**Document text:**
_ _ _
Innovation is often said to be the lifeblood of smaller brands breaking into the marketplace – providing purpose for their being and a point of differentiation. However, the giants of the CPG world must also play in this sandbox from time to time to both attract new users into their franchise for long-term brand growth and create energy and excitement around their lines to help keep existing and loyal customers in the fold.
Unlike the challenges of limited retail distribution and low consumer awareness confronted by smaller brands when launching new products, big brands face a different hurdle in that they must be careful to ensure any innovation they bring forth does not stray too far from the equity they have built and own.
Innovation that makes a lasting impression.
Back in 1985, Coca-Cola introduced ‘New Coke,’ the company’s response to dwindling sales of its flagship product. Originally designed to be a better tasting product, ‘New Coke’ veered too much from the flavor profile that customers had come to know and love for decades. The novelty of trying it came and went, consumers rejected it and sales plummeted. Within a few months, store shelves were once again stocked with the original formula, now dubbed ‘Coca-Cola Classic.’ Considered a marketing blunder by some, others have said it was a stroke of genius because it ignited sales of the old favorite.
_ _ _
**Given data:**

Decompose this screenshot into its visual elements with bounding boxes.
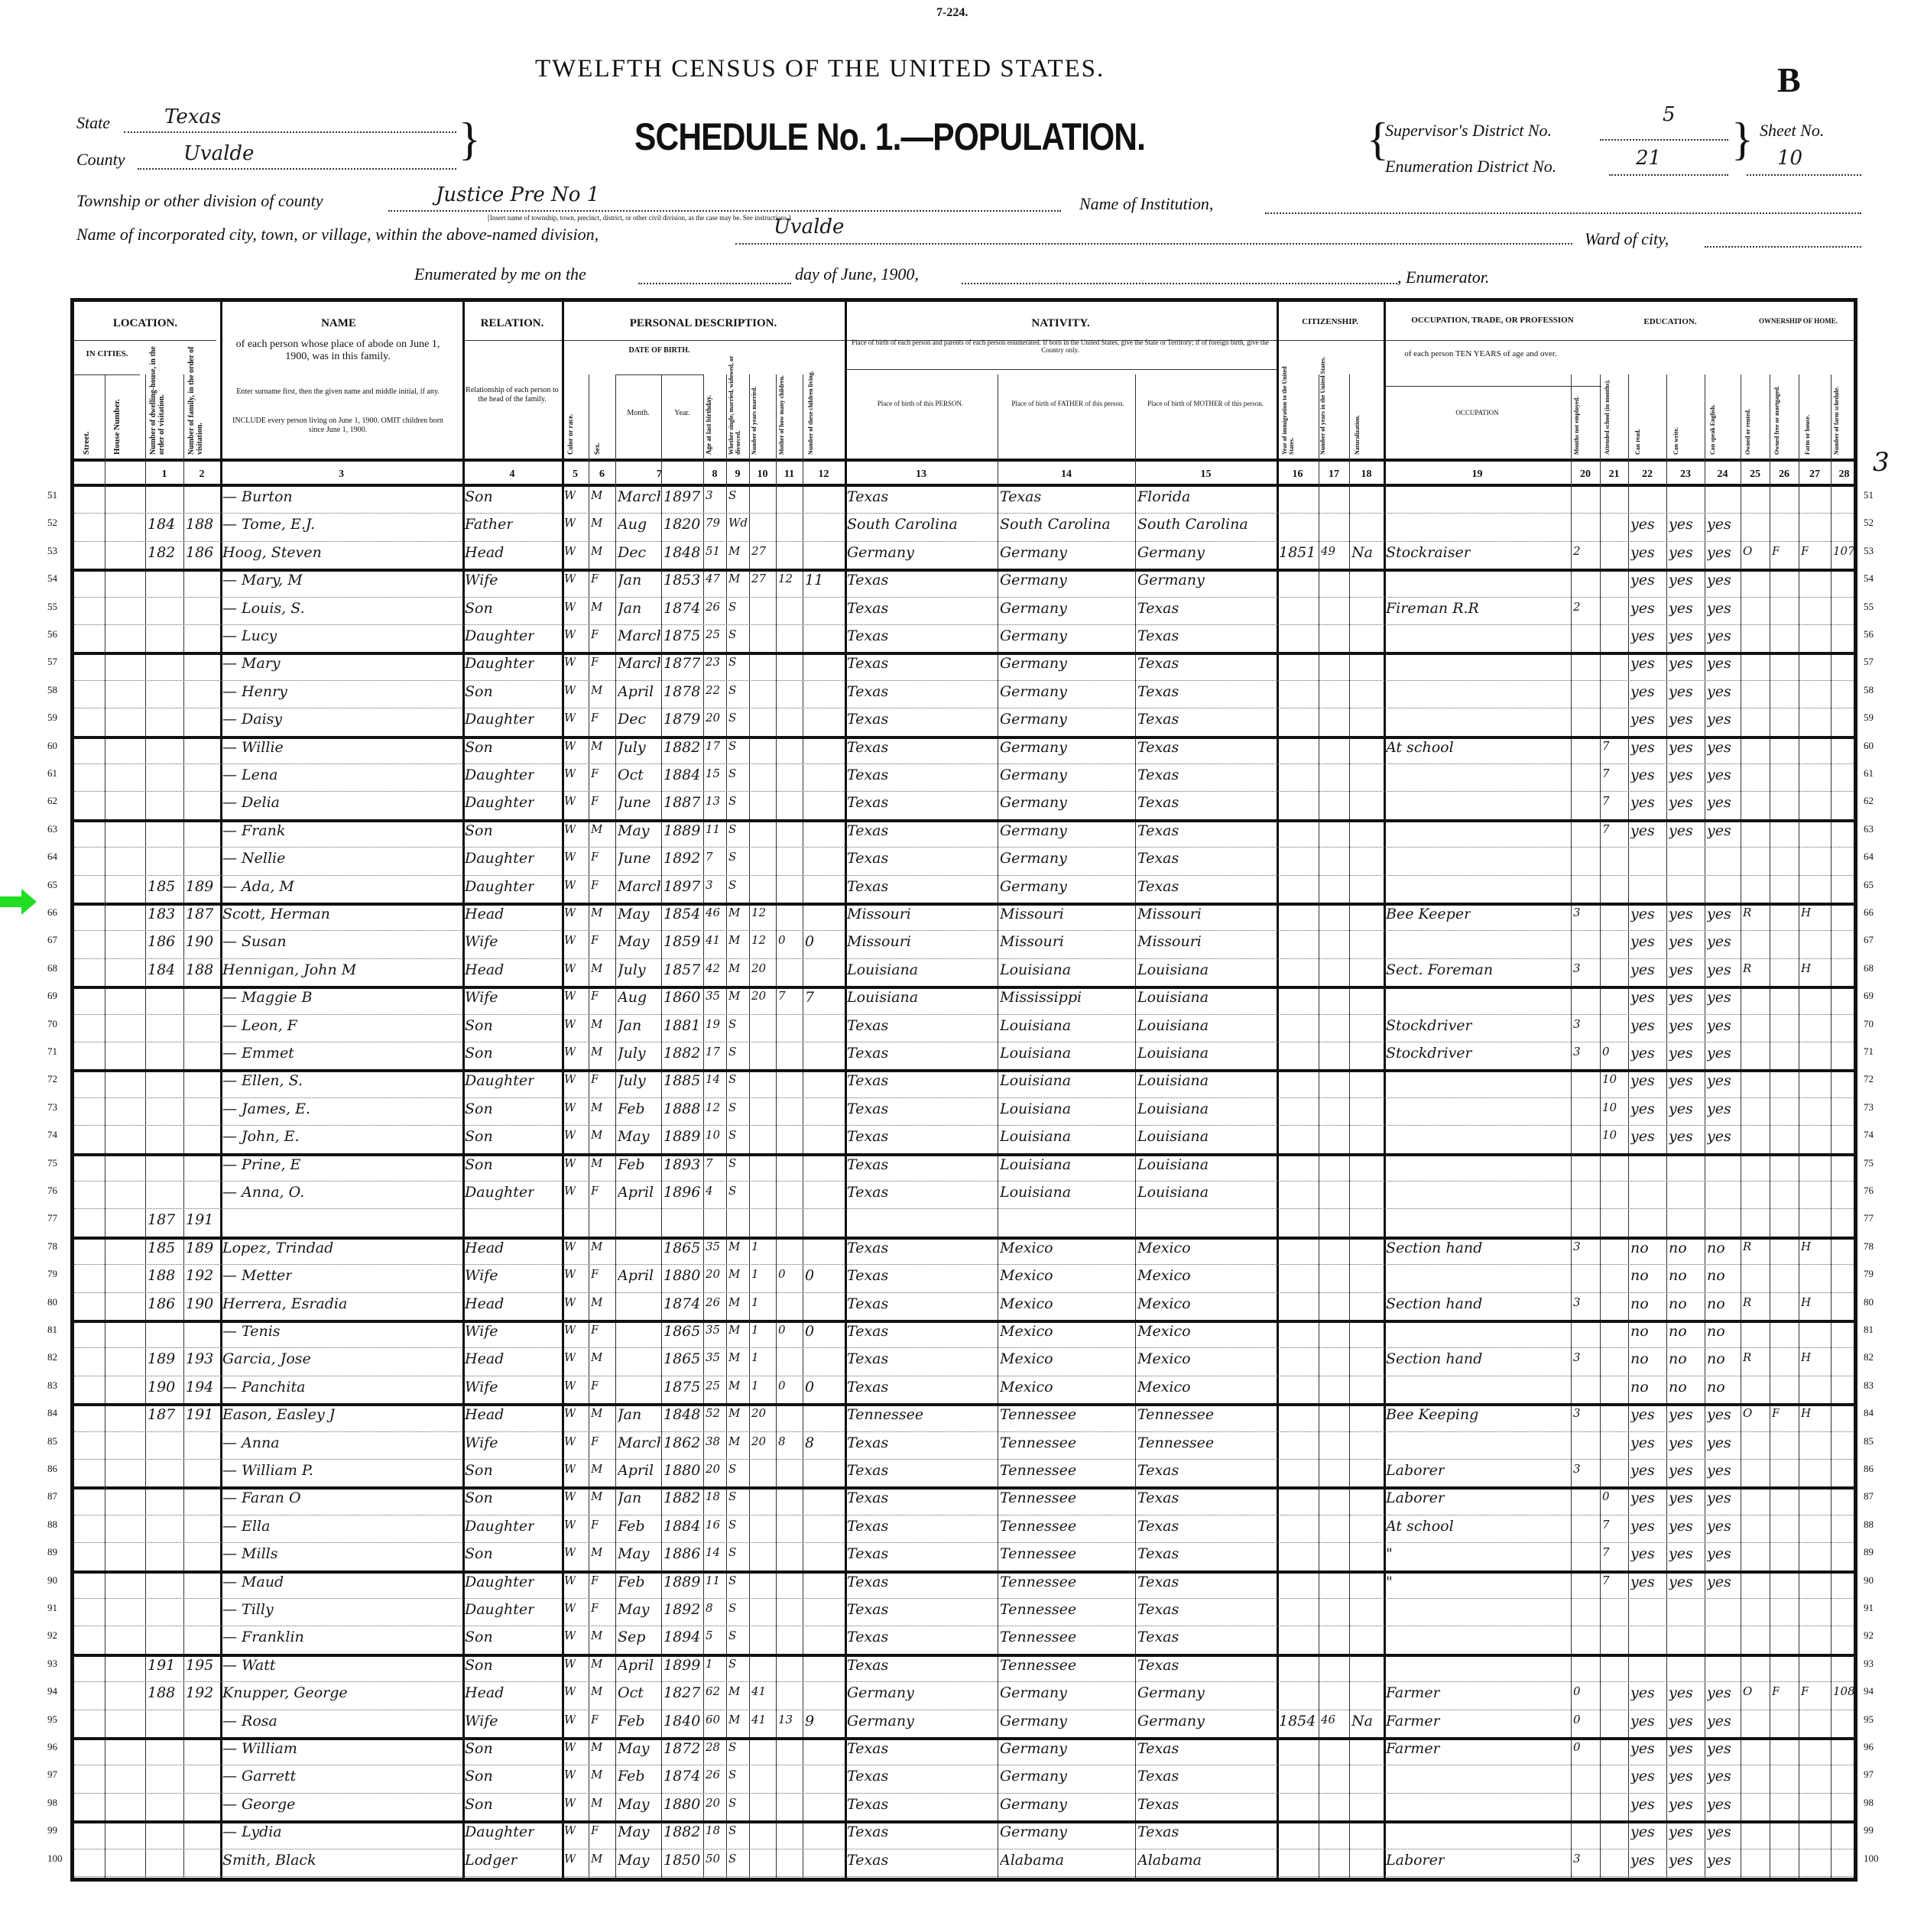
_ _ _
**Required actions:**
1. According to the passage on brand innovation, in what year did Coca-Cola introduce 'New Coke'?
2. Reproduce the passage on brand innovation word for word, from "Innovation that makes" to "the old favorite.".
3. The sentence in the passage on brand innovation that begins "The novelty of trying it" lists several outcomes for 'New Coke'. What are they?

**Solution list:**
1. 1985

2.
Innovation that makes a lasting impression.
Back in 1985, Coca-Cola introduced ‘New Coke,’ the company’s response to dwindling sales of its flagship product. Originally designed to be a better tasting product, ‘New Coke’ veered too much from the flavor profile that customers had come to know and love for decades. The novelty of trying it came and went, consumers rejected it and sales plummeted. Within a few months, store shelves were once again stocked with the original formula, now dubbed ‘Coca-Cola Classic.’ Considered a marketing blunder by some, others have said it was a stroke of genius because it ignited sales of the old favorite.

3.
- The novelty of trying it came and went
- Consumers rejected it
- Sales plummeted